------ Data excerpts ------

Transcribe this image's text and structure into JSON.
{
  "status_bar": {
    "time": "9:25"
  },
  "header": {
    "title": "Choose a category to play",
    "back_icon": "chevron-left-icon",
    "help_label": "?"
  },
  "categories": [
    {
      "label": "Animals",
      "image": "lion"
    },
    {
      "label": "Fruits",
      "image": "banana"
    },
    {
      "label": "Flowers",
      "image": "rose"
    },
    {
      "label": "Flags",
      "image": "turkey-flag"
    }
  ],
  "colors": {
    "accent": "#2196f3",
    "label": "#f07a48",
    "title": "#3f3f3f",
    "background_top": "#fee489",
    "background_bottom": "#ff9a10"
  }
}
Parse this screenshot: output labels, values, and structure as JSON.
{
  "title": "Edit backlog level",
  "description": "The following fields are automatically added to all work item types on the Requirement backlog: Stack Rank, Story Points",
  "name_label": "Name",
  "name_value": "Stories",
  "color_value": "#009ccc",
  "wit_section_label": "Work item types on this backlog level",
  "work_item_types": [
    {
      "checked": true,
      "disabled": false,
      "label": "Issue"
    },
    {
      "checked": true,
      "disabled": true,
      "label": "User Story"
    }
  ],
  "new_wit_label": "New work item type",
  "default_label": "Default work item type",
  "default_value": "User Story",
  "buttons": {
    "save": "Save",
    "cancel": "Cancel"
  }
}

------

Transcribe all of the material exactly. Omit nothing.

Transcribe this image's text and structure into JSON.
{
  "status_bar": {
    "time": "9:25"
  },
  "header": {
    "title": "Choose a category to play",
    "back_icon": "chevron-left-icon",
    "help_label": "?"
  },
  "categories": [
    {
      "label": "Animals",
      "image": "lion"
    },
    {
      "label": "Fruits",
      "image": "banana"
    },
    {
      "label": "Flowers",
      "image": "rose"
    },
    {
      "label": "Flags",
      "image": "turkey-flag"
    }
  ],
  "colors": {
    "accent": "#2196f3",
    "label": "#f07a48",
    "title": "#3f3f3f",
    "background_top": "#fee489",
    "background_bottom": "#ff9a10"
  }
}
Parse this screenshot: output labels, values, and structure as JSON.
{
  "title": "Edit backlog level",
  "description": "The following fields are automatically added to all work item types on the Requirement backlog: Stack Rank, Story Points",
  "name_label": "Name",
  "name_value": "Stories",
  "color_value": "#009ccc",
  "wit_section_label": "Work item types on this backlog level",
  "work_item_types": [
    {
      "checked": true,
      "disabled": false,
      "label": "Issue"
    },
    {
      "checked": true,
      "disabled": true,
      "label": "User Story"
    }
  ],
  "new_wit_label": "New work item type",
  "default_label": "Default work item type",
  "default_value": "User Story",
  "buttons": {
    "save": "Save",
    "cancel": "Cancel"
  }
}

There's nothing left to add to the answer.